→ **Work to be completed**: Copy the records below line for line, keeping every character and coordinate unchanged.

..............................

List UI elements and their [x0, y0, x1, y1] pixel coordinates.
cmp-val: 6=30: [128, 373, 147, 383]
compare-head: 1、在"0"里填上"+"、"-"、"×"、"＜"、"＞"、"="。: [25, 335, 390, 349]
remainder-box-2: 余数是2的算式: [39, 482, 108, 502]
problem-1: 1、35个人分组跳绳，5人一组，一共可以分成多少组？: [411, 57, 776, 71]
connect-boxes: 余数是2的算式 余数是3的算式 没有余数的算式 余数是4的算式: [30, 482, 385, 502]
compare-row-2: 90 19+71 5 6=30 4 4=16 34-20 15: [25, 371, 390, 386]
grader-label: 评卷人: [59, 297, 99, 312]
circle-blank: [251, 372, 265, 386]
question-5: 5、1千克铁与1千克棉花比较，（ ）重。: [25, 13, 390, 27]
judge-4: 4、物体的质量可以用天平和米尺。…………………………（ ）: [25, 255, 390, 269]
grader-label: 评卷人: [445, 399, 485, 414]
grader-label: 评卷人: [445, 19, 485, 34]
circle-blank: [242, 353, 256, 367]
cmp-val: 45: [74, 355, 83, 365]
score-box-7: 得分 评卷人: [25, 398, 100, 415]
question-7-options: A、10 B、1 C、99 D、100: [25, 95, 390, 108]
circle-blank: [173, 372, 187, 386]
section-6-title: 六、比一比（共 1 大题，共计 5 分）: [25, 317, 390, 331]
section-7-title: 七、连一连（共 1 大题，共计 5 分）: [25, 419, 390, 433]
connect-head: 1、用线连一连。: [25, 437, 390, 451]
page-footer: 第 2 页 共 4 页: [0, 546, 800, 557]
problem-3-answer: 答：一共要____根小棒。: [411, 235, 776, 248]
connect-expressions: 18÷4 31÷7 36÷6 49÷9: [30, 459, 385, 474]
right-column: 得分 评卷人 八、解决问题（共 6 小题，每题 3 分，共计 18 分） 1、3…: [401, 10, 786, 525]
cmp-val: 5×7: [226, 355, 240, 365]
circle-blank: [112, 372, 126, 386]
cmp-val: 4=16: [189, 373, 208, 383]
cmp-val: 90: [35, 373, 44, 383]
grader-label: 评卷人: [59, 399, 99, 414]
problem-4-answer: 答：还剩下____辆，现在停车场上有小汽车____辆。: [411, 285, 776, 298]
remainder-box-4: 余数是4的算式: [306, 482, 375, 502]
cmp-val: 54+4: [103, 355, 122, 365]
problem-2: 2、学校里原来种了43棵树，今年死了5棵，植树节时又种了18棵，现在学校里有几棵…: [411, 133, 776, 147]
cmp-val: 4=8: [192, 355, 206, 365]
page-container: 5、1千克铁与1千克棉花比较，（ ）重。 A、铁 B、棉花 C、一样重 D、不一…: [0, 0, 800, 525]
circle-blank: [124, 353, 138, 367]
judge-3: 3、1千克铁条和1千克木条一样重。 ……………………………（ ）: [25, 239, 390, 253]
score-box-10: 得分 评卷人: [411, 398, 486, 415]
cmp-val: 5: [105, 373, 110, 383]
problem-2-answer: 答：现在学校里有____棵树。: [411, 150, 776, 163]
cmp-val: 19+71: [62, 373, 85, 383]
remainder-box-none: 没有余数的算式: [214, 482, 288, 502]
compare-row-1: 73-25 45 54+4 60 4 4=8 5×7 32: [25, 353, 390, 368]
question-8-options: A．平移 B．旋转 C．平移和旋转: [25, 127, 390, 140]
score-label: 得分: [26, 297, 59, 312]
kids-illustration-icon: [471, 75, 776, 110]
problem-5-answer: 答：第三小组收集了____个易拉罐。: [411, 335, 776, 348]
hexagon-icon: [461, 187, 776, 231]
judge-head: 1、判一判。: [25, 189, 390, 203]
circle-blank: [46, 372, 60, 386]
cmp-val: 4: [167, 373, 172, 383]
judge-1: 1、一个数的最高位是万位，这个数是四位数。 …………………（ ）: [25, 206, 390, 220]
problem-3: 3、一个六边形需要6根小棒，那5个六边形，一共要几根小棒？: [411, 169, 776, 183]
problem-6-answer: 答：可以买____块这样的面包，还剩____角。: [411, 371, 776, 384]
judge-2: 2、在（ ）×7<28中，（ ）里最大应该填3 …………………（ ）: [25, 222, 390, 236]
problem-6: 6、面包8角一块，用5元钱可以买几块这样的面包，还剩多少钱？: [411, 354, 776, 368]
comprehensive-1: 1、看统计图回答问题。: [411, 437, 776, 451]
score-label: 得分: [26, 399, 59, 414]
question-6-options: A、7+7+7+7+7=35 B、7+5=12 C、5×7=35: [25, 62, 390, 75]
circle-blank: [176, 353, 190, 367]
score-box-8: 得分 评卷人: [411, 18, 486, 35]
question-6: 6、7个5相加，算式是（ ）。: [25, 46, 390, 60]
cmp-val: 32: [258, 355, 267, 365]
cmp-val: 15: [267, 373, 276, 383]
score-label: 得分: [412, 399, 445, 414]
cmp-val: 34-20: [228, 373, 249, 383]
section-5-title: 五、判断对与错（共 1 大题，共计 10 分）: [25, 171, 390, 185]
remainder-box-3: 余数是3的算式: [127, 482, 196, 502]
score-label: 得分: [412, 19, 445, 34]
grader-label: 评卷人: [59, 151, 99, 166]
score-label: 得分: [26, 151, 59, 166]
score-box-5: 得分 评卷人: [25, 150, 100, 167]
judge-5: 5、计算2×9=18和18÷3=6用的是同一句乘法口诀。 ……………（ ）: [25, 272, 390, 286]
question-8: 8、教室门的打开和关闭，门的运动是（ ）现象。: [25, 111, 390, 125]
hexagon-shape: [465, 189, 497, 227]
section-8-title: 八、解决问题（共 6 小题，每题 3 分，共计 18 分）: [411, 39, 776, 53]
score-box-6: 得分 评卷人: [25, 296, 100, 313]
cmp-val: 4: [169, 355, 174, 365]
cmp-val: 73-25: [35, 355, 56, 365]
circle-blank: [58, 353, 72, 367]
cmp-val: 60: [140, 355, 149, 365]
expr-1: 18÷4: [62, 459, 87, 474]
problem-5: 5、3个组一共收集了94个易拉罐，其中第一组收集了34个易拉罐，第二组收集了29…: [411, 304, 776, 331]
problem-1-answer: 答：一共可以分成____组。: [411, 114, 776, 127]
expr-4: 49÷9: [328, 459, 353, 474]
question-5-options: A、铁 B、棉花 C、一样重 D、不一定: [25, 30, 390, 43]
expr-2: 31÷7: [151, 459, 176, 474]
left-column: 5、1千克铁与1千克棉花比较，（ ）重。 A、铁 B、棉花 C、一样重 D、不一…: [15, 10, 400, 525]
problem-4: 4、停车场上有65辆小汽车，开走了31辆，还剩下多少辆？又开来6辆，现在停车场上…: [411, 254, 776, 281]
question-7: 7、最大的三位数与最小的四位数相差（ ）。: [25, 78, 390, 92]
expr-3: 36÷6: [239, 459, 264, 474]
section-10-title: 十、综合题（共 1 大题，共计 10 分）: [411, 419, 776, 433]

..............................

→ **Full output**:
List UI elements and their [x0, y0, x1, y1] pixel coordinates.
cmp-val: 6=30: [128, 373, 147, 383]
compare-head: 1、在"0"里填上"+"、"-"、"×"、"＜"、"＞"、"="。: [25, 335, 390, 349]
remainder-box-2: 余数是2的算式: [39, 482, 108, 502]
problem-1: 1、35个人分组跳绳，5人一组，一共可以分成多少组？: [411, 57, 776, 71]
connect-boxes: 余数是2的算式 余数是3的算式 没有余数的算式 余数是4的算式: [30, 482, 385, 502]
compare-row-2: 90 19+71 5 6=30 4 4=16 34-20 15: [25, 371, 390, 386]
grader-label: 评卷人: [59, 297, 99, 312]
circle-blank: [251, 372, 265, 386]
question-5: 5、1千克铁与1千克棉花比较，（ ）重。: [25, 13, 390, 27]
judge-4: 4、物体的质量可以用天平和米尺。…………………………（ ）: [25, 255, 390, 269]
grader-label: 评卷人: [445, 399, 485, 414]
grader-label: 评卷人: [445, 19, 485, 34]
circle-blank: [242, 353, 256, 367]
cmp-val: 45: [74, 355, 83, 365]
score-box-7: 得分 评卷人: [25, 398, 100, 415]
question-7-options: A、10 B、1 C、99 D、100: [25, 95, 390, 108]
circle-blank: [173, 372, 187, 386]
section-6-title: 六、比一比（共 1 大题，共计 5 分）: [25, 317, 390, 331]
section-7-title: 七、连一连（共 1 大题，共计 5 分）: [25, 419, 390, 433]
connect-head: 1、用线连一连。: [25, 437, 390, 451]
page-footer: 第 2 页 共 4 页: [0, 546, 800, 557]
problem-3-answer: 答：一共要____根小棒。: [411, 235, 776, 248]
connect-expressions: 18÷4 31÷7 36÷6 49÷9: [30, 459, 385, 474]
right-column: 得分 评卷人 八、解决问题（共 6 小题，每题 3 分，共计 18 分） 1、3…: [401, 10, 786, 525]
cmp-val: 5×7: [226, 355, 240, 365]
circle-blank: [112, 372, 126, 386]
cmp-val: 4=16: [189, 373, 208, 383]
cmp-val: 90: [35, 373, 44, 383]
grader-label: 评卷人: [59, 399, 99, 414]
problem-4-answer: 答：还剩下____辆，现在停车场上有小汽车____辆。: [411, 285, 776, 298]
remainder-box-4: 余数是4的算式: [306, 482, 375, 502]
cmp-val: 54+4: [103, 355, 122, 365]
problem-2: 2、学校里原来种了43棵树，今年死了5棵，植树节时又种了18棵，现在学校里有几棵…: [411, 133, 776, 147]
cmp-val: 4=8: [192, 355, 206, 365]
page-container: 5、1千克铁与1千克棉花比较，（ ）重。 A、铁 B、棉花 C、一样重 D、不一…: [0, 0, 800, 525]
circle-blank: [124, 353, 138, 367]
judge-3: 3、1千克铁条和1千克木条一样重。 ……………………………（ ）: [25, 239, 390, 253]
score-box-10: 得分 评卷人: [411, 398, 486, 415]
cmp-val: 5: [105, 373, 110, 383]
problem-2-answer: 答：现在学校里有____棵树。: [411, 150, 776, 163]
cmp-val: 19+71: [62, 373, 85, 383]
remainder-box-none: 没有余数的算式: [214, 482, 288, 502]
compare-row-1: 73-25 45 54+4 60 4 4=8 5×7 32: [25, 353, 390, 368]
question-8-options: A．平移 B．旋转 C．平移和旋转: [25, 127, 390, 140]
score-label: 得分: [26, 297, 59, 312]
kids-illustration-icon: [471, 75, 776, 110]
problem-5-answer: 答：第三小组收集了____个易拉罐。: [411, 335, 776, 348]
hexagon-icon: [461, 187, 776, 231]
judge-head: 1、判一判。: [25, 189, 390, 203]
circle-blank: [46, 372, 60, 386]
cmp-val: 4: [167, 373, 172, 383]
judge-1: 1、一个数的最高位是万位，这个数是四位数。 …………………（ ）: [25, 206, 390, 220]
problem-3: 3、一个六边形需要6根小棒，那5个六边形，一共要几根小棒？: [411, 169, 776, 183]
problem-6-answer: 答：可以买____块这样的面包，还剩____角。: [411, 371, 776, 384]
judge-2: 2、在（ ）×7<28中，（ ）里最大应该填3 …………………（ ）: [25, 222, 390, 236]
problem-6: 6、面包8角一块，用5元钱可以买几块这样的面包，还剩多少钱？: [411, 354, 776, 368]
comprehensive-1: 1、看统计图回答问题。: [411, 437, 776, 451]
score-label: 得分: [26, 399, 59, 414]
question-6-options: A、7+7+7+7+7=35 B、7+5=12 C、5×7=35: [25, 62, 390, 75]
circle-blank: [176, 353, 190, 367]
score-box-8: 得分 评卷人: [411, 18, 486, 35]
question-6: 6、7个5相加，算式是（ ）。: [25, 46, 390, 60]
cmp-val: 32: [258, 355, 267, 365]
cmp-val: 15: [267, 373, 276, 383]
score-label: 得分: [412, 399, 445, 414]
cmp-val: 34-20: [228, 373, 249, 383]
section-5-title: 五、判断对与错（共 1 大题，共计 10 分）: [25, 171, 390, 185]
remainder-box-3: 余数是3的算式: [127, 482, 196, 502]
score-label: 得分: [412, 19, 445, 34]
grader-label: 评卷人: [59, 151, 99, 166]
score-label: 得分: [26, 151, 59, 166]
score-box-5: 得分 评卷人: [25, 150, 100, 167]
judge-5: 5、计算2×9=18和18÷3=6用的是同一句乘法口诀。 ……………（ ）: [25, 272, 390, 286]
question-8: 8、教室门的打开和关闭，门的运动是（ ）现象。: [25, 111, 390, 125]
hexagon-shape: [465, 189, 497, 227]
section-8-title: 八、解决问题（共 6 小题，每题 3 分，共计 18 分）: [411, 39, 776, 53]
score-box-6: 得分 评卷人: [25, 296, 100, 313]
cmp-val: 4: [169, 355, 174, 365]
cmp-val: 73-25: [35, 355, 56, 365]
circle-blank: [58, 353, 72, 367]
cmp-val: 60: [140, 355, 149, 365]
expr-1: 18÷4: [62, 459, 87, 474]
problem-5: 5、3个组一共收集了94个易拉罐，其中第一组收集了34个易拉罐，第二组收集了29…: [411, 304, 776, 331]
problem-1-answer: 答：一共可以分成____组。: [411, 114, 776, 127]
expr-4: 49÷9: [328, 459, 353, 474]
question-5-options: A、铁 B、棉花 C、一样重 D、不一定: [25, 30, 390, 43]
expr-2: 31÷7: [151, 459, 176, 474]
left-column: 5、1千克铁与1千克棉花比较，（ ）重。 A、铁 B、棉花 C、一样重 D、不一…: [15, 10, 400, 525]
problem-4: 4、停车场上有65辆小汽车，开走了31辆，还剩下多少辆？又开来6辆，现在停车场上…: [411, 254, 776, 281]
question-7: 7、最大的三位数与最小的四位数相差（ ）。: [25, 78, 390, 92]
expr-3: 36÷6: [239, 459, 264, 474]
section-10-title: 十、综合题（共 1 大题，共计 10 分）: [411, 419, 776, 433]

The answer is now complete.